Layout annotation data
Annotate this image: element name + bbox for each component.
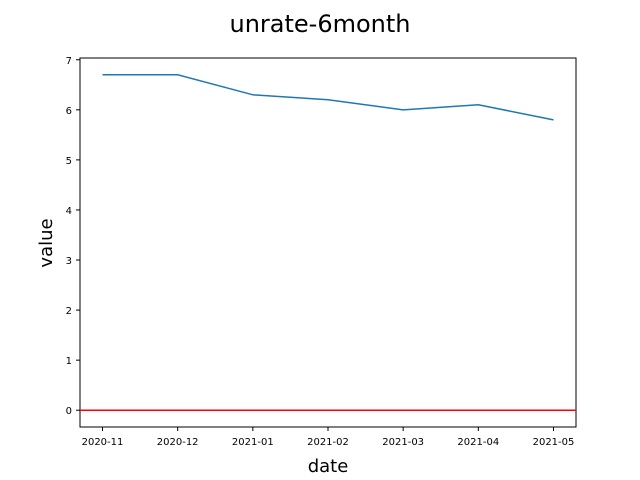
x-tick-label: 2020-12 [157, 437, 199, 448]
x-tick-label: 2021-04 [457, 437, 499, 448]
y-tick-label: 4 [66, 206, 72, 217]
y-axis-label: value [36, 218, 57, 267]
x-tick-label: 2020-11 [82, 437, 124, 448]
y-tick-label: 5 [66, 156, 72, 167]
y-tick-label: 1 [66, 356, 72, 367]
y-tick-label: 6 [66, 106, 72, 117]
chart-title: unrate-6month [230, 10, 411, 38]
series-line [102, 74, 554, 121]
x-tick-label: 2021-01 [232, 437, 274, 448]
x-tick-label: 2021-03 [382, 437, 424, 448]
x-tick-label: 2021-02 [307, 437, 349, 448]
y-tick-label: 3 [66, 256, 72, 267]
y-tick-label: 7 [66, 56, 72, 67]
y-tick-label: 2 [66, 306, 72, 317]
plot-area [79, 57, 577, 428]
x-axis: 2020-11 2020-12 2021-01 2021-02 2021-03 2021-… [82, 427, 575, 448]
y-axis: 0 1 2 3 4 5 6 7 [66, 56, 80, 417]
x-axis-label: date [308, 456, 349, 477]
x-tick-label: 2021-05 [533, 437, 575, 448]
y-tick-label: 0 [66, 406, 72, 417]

→ TASK PROMPT: Copy these lines word for word, without the picture.

→ THE COMPLETED TASK:
Annotate this image: element name + bbox for each component.
x-tick-label: 2020-12 [157, 437, 199, 448]
x-tick-label: 2021-04 [457, 437, 499, 448]
y-tick-label: 4 [66, 206, 72, 217]
y-axis-label: value [36, 218, 57, 267]
x-tick-label: 2020-11 [82, 437, 124, 448]
y-tick-label: 5 [66, 156, 72, 167]
y-tick-label: 1 [66, 356, 72, 367]
y-tick-label: 6 [66, 106, 72, 117]
chart-title: unrate-6month [230, 10, 411, 38]
series-line [102, 74, 554, 121]
x-tick-label: 2021-01 [232, 437, 274, 448]
x-tick-label: 2021-03 [382, 437, 424, 448]
x-tick-label: 2021-02 [307, 437, 349, 448]
y-tick-label: 3 [66, 256, 72, 267]
y-tick-label: 7 [66, 56, 72, 67]
y-tick-label: 2 [66, 306, 72, 317]
plot-area [79, 57, 577, 428]
x-axis: 2020-11 2020-12 2021-01 2021-02 2021-03 2021-… [82, 427, 575, 448]
y-axis: 0 1 2 3 4 5 6 7 [66, 56, 80, 417]
x-axis-label: date [308, 456, 349, 477]
x-tick-label: 2021-05 [533, 437, 575, 448]
y-tick-label: 0 [66, 406, 72, 417]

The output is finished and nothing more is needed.